DIRECTIONS FOR THIS TASK
Isolate every line in the records below with "xgrid" in it.

═══ SOURCE MATERIAL ═══

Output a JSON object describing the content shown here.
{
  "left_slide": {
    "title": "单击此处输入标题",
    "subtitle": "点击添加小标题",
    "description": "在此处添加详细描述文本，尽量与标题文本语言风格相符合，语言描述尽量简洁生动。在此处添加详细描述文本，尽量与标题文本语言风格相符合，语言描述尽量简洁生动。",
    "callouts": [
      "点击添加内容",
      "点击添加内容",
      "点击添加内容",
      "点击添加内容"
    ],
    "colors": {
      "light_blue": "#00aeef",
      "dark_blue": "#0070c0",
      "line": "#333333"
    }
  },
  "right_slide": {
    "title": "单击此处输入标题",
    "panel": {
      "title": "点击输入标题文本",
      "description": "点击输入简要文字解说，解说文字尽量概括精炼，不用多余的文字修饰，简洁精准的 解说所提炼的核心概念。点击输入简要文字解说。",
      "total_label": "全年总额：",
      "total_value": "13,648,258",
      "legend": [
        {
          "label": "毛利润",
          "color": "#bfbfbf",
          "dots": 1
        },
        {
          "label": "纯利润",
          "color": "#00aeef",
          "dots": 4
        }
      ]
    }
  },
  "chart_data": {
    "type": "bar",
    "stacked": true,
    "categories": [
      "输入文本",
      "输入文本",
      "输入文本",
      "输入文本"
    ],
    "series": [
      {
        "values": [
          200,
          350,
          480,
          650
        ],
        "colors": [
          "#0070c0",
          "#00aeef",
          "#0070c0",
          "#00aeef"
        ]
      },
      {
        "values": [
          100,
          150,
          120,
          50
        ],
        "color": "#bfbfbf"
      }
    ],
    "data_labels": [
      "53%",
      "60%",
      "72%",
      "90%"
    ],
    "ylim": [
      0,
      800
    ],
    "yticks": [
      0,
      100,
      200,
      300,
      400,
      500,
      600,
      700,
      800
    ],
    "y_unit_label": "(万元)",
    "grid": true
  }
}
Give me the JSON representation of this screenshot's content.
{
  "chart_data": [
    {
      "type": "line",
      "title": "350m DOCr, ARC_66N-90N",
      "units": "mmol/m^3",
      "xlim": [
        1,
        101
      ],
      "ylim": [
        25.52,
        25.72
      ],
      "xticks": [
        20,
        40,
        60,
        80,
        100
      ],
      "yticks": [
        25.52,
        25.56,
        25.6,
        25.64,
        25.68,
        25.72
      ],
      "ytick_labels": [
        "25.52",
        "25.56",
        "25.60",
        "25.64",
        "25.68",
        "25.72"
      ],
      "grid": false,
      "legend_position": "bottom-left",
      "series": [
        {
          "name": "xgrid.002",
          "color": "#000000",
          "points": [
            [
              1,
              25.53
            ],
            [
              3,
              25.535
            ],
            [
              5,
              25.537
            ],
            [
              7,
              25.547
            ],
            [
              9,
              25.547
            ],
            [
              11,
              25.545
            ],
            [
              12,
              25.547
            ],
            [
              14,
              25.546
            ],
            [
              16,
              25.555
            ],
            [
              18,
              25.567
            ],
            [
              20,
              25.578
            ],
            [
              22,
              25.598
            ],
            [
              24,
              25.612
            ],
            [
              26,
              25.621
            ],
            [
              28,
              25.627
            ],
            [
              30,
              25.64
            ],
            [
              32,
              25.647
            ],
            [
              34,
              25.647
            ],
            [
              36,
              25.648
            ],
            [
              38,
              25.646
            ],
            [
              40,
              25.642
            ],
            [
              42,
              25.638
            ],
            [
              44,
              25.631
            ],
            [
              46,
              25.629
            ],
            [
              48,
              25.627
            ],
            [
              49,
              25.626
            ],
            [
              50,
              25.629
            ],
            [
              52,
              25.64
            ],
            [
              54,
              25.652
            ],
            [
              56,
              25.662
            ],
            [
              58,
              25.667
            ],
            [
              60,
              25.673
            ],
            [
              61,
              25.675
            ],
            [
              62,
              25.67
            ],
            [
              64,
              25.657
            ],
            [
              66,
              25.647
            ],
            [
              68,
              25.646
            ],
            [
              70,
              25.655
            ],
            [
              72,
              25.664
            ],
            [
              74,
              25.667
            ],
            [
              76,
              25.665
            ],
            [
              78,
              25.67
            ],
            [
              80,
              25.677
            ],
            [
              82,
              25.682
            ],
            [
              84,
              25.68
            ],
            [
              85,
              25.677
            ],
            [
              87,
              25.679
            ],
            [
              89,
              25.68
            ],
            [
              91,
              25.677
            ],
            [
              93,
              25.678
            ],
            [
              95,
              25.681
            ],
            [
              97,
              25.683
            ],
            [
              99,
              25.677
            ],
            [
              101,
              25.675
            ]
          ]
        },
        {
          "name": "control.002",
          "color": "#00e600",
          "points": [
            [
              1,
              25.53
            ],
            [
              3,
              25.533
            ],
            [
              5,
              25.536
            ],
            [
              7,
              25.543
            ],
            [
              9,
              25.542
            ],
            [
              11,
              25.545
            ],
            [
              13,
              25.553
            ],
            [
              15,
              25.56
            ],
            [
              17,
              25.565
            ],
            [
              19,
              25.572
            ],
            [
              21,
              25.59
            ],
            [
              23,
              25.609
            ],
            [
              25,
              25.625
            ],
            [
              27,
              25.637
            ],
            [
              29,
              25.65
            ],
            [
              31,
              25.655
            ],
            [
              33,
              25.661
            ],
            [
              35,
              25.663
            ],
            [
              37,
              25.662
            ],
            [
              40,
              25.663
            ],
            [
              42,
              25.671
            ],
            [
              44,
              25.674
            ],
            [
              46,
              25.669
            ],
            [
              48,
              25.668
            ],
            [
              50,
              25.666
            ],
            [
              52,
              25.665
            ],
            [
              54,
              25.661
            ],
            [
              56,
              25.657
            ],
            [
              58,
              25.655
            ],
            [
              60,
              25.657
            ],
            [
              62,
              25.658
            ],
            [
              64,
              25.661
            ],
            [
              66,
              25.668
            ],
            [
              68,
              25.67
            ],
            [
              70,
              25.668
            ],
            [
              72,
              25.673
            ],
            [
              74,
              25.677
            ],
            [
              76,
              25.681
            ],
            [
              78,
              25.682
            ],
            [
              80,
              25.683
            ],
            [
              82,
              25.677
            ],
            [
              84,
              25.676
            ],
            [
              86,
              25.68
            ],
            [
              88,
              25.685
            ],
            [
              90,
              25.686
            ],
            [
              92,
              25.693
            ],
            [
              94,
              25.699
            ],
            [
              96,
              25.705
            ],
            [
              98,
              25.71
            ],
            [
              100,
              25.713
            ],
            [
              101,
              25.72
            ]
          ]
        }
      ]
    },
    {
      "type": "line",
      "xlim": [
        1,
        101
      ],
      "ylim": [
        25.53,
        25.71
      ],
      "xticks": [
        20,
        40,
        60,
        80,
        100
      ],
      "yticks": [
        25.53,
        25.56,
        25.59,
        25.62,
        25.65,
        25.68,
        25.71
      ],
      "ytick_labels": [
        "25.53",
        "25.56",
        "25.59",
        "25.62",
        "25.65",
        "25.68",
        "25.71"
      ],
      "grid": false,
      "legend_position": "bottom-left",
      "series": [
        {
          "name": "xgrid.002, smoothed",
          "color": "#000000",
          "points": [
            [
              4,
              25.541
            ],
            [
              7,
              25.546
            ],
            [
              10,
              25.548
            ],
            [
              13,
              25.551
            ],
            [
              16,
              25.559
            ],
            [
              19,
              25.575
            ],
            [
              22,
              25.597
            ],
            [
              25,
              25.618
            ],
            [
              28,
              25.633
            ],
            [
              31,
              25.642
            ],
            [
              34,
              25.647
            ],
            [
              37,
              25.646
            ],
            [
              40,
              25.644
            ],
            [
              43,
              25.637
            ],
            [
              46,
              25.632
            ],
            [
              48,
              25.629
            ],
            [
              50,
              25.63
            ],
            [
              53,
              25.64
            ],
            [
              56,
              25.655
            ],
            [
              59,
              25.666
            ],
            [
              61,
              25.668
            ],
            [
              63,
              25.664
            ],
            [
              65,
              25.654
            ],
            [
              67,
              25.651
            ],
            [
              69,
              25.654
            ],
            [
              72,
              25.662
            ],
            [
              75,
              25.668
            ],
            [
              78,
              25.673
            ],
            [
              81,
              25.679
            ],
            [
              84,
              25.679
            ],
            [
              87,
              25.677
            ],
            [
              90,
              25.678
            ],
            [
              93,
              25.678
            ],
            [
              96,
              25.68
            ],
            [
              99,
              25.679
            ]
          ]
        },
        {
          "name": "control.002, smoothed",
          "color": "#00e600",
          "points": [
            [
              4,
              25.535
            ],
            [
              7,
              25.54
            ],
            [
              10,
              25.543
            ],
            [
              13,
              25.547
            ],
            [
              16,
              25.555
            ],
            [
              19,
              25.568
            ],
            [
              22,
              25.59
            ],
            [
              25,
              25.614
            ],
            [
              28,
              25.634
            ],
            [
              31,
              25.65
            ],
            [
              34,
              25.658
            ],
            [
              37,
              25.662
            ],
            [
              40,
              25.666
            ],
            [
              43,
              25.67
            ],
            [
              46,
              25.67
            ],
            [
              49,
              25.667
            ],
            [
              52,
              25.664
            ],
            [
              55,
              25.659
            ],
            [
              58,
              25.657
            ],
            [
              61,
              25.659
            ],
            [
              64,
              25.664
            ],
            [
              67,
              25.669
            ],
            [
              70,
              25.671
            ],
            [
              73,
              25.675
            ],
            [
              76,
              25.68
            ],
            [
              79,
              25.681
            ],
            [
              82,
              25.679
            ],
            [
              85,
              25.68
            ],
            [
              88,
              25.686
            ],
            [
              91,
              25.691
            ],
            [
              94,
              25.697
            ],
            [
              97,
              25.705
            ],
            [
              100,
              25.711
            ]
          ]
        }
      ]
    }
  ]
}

═══

THE COMPLETED TASK
          "name": "xgrid.002",
          "name": "xgrid.002, smoothed",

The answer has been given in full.